Data rows
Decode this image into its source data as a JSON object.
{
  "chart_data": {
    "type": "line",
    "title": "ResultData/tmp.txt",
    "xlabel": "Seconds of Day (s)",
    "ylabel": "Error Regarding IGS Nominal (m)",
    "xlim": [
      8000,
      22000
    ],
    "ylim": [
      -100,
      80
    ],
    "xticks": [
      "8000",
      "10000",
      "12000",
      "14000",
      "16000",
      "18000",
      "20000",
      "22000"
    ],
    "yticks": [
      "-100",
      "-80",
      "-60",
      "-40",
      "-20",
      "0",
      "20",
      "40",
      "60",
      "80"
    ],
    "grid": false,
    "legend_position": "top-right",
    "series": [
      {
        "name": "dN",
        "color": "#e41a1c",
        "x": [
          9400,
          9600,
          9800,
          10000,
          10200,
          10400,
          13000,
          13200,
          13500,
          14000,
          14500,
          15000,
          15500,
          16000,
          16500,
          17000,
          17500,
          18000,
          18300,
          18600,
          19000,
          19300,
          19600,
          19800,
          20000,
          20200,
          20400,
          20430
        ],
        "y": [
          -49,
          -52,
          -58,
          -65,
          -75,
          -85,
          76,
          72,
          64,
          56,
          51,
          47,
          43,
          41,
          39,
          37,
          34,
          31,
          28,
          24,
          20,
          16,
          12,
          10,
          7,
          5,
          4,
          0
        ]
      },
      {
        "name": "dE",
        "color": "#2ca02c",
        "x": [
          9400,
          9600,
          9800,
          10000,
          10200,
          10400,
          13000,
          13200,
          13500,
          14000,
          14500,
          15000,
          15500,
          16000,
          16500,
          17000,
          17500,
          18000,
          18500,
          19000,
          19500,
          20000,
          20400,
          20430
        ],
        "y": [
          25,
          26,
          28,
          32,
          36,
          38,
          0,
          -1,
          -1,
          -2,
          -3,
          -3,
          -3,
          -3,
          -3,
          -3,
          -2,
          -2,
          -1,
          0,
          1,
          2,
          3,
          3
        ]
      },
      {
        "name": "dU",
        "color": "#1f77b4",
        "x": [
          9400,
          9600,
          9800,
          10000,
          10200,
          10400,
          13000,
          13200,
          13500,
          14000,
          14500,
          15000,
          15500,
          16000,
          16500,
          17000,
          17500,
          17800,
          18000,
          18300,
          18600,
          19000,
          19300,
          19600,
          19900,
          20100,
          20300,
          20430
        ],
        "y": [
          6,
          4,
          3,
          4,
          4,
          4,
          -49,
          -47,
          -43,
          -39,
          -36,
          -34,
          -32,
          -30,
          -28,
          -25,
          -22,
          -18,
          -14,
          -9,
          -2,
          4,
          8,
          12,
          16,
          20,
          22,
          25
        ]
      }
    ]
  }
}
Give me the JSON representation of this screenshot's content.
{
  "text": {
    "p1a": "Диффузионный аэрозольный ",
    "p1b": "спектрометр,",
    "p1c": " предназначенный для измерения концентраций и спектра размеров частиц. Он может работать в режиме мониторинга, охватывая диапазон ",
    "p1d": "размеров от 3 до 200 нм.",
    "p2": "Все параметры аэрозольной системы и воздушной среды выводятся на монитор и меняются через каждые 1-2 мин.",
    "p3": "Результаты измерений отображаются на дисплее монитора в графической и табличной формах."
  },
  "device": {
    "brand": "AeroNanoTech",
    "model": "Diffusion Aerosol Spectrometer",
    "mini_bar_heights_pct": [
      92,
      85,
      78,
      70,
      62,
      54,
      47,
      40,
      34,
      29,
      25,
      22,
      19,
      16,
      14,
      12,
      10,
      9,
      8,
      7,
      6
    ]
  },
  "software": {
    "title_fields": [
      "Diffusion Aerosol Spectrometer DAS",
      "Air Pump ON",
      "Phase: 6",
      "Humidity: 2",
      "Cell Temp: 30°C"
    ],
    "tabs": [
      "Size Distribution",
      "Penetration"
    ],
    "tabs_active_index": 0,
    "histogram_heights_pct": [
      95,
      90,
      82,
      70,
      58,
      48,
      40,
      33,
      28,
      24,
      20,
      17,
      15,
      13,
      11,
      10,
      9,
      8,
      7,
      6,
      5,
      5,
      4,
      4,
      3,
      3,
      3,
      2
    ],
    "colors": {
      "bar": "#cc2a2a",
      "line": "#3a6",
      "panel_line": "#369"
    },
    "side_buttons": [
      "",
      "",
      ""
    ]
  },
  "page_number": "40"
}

Exercise
Return each line of the listing that holds the string "Spectrometer".

Task result
    "model": "Diffusion Aerosol Spectrometer",
      "Diffusion Aerosol Spectrometer DAS",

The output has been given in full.